**Challenge:** Find each line holding "hanno" and copy it out.

"""

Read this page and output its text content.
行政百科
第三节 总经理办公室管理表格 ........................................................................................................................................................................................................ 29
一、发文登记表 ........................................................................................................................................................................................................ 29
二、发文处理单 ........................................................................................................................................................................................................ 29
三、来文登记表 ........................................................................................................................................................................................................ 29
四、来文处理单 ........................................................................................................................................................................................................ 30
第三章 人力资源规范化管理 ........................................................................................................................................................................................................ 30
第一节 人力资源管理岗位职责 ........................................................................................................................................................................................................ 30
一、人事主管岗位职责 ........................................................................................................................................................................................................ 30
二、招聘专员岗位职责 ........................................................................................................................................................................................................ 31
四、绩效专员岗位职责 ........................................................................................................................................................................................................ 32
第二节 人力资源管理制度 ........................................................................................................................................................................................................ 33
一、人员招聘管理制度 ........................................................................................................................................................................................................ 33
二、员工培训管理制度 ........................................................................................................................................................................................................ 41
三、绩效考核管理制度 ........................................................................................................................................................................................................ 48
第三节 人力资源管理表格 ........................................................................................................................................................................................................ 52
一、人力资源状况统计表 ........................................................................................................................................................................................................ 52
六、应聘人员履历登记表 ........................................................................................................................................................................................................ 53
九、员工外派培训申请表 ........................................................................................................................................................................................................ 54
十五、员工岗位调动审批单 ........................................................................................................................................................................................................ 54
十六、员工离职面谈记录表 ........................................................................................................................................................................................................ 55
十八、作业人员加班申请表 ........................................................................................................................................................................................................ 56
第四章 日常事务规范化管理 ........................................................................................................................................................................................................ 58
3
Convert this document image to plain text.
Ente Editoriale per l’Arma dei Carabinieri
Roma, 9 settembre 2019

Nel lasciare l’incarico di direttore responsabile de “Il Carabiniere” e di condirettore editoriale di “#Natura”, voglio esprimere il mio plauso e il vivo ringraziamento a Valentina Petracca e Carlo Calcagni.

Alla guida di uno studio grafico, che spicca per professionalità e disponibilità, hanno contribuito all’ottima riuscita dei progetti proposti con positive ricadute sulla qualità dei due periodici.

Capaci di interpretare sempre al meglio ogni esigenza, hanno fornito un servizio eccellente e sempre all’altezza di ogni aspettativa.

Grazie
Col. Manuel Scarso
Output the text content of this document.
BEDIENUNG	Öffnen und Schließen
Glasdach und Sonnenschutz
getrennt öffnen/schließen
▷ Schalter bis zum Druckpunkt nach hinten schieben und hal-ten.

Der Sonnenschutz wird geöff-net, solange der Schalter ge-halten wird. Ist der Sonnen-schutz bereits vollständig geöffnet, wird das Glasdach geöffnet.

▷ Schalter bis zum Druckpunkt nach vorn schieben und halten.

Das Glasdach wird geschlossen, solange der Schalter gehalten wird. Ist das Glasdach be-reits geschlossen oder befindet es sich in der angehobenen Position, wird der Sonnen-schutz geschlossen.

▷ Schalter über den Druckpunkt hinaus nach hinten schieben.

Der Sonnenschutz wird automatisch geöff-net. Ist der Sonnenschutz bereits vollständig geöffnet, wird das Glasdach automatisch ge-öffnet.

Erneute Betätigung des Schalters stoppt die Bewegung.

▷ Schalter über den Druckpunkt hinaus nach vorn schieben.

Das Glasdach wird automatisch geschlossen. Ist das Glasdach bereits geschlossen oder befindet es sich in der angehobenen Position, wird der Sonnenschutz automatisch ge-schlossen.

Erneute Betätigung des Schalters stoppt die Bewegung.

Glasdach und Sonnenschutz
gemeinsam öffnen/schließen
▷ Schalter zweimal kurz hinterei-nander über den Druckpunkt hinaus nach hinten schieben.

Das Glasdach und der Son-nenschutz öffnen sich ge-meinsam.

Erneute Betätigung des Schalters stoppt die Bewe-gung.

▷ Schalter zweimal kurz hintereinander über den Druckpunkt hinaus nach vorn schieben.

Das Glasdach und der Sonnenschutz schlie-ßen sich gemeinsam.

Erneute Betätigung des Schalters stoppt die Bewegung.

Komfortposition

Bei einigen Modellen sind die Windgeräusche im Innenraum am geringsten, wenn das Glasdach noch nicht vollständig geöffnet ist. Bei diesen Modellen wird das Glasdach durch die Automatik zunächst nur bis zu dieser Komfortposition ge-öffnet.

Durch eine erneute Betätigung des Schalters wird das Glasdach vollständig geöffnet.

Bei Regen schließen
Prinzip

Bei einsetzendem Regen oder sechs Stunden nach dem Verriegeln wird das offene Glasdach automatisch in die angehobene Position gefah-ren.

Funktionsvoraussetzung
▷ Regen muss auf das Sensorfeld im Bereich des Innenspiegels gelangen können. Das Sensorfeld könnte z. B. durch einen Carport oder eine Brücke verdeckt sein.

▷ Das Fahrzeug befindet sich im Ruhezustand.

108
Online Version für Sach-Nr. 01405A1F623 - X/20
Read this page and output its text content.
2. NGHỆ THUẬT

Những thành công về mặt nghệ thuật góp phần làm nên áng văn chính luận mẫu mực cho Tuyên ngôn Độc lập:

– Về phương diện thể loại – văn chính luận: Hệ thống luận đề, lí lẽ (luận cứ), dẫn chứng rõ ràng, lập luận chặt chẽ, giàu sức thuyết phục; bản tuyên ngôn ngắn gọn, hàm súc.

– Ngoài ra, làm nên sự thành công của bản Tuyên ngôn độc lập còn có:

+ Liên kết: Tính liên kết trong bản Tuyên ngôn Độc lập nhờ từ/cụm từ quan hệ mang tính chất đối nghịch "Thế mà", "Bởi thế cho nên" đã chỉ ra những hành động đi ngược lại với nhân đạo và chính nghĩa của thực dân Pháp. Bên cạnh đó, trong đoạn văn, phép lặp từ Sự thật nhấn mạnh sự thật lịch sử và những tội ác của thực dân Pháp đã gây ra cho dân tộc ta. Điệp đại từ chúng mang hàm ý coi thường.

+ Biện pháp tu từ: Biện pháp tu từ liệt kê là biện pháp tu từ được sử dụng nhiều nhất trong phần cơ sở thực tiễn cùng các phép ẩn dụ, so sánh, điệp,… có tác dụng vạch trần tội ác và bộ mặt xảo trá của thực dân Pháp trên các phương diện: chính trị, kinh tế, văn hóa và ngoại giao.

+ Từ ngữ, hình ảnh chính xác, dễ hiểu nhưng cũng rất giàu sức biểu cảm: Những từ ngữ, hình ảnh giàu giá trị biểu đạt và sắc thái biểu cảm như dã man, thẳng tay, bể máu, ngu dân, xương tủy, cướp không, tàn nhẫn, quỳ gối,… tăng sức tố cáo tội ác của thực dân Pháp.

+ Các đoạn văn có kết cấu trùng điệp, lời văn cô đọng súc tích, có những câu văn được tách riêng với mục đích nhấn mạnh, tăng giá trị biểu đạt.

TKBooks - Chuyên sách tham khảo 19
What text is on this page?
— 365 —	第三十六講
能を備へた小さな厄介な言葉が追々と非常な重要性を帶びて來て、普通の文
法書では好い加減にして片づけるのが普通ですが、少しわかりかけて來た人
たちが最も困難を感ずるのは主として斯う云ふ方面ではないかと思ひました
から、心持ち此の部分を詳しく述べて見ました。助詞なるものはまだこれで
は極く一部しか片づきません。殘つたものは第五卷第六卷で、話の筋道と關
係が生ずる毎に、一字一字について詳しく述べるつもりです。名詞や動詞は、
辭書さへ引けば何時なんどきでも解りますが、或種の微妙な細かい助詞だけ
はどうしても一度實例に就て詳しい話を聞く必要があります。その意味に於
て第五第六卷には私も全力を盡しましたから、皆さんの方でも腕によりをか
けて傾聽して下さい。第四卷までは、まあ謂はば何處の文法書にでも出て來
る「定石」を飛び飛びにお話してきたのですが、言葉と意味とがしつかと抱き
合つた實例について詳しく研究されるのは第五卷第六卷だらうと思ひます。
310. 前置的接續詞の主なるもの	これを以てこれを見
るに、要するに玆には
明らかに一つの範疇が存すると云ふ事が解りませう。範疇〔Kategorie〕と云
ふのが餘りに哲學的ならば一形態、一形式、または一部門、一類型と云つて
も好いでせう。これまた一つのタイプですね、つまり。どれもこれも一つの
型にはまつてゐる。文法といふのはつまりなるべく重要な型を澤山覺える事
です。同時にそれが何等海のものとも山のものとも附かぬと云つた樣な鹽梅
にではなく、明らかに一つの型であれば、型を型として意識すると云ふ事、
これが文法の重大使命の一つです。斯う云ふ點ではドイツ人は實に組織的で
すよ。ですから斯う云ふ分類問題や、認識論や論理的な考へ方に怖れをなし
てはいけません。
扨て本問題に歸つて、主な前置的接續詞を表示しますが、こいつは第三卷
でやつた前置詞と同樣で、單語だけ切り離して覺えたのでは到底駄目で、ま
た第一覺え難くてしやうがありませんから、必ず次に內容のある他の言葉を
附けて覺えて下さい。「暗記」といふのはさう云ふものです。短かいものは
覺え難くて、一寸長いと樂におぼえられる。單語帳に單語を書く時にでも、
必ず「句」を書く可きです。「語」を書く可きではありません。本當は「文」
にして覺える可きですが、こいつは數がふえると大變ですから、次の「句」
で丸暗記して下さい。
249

"""

**Reply to the exercise:**
Alla guida di uno studio grafico, che spicca per professionalità e disponibilità, hanno contribuito all’ottima riuscita dei progetti proposti con positive ricadute sulla qualità dei due periodici.
Capaci di interpretare sempre al meglio ogni esigenza, hanno fornito un servizio eccellente e sempre all’altezza di ogni aspettativa.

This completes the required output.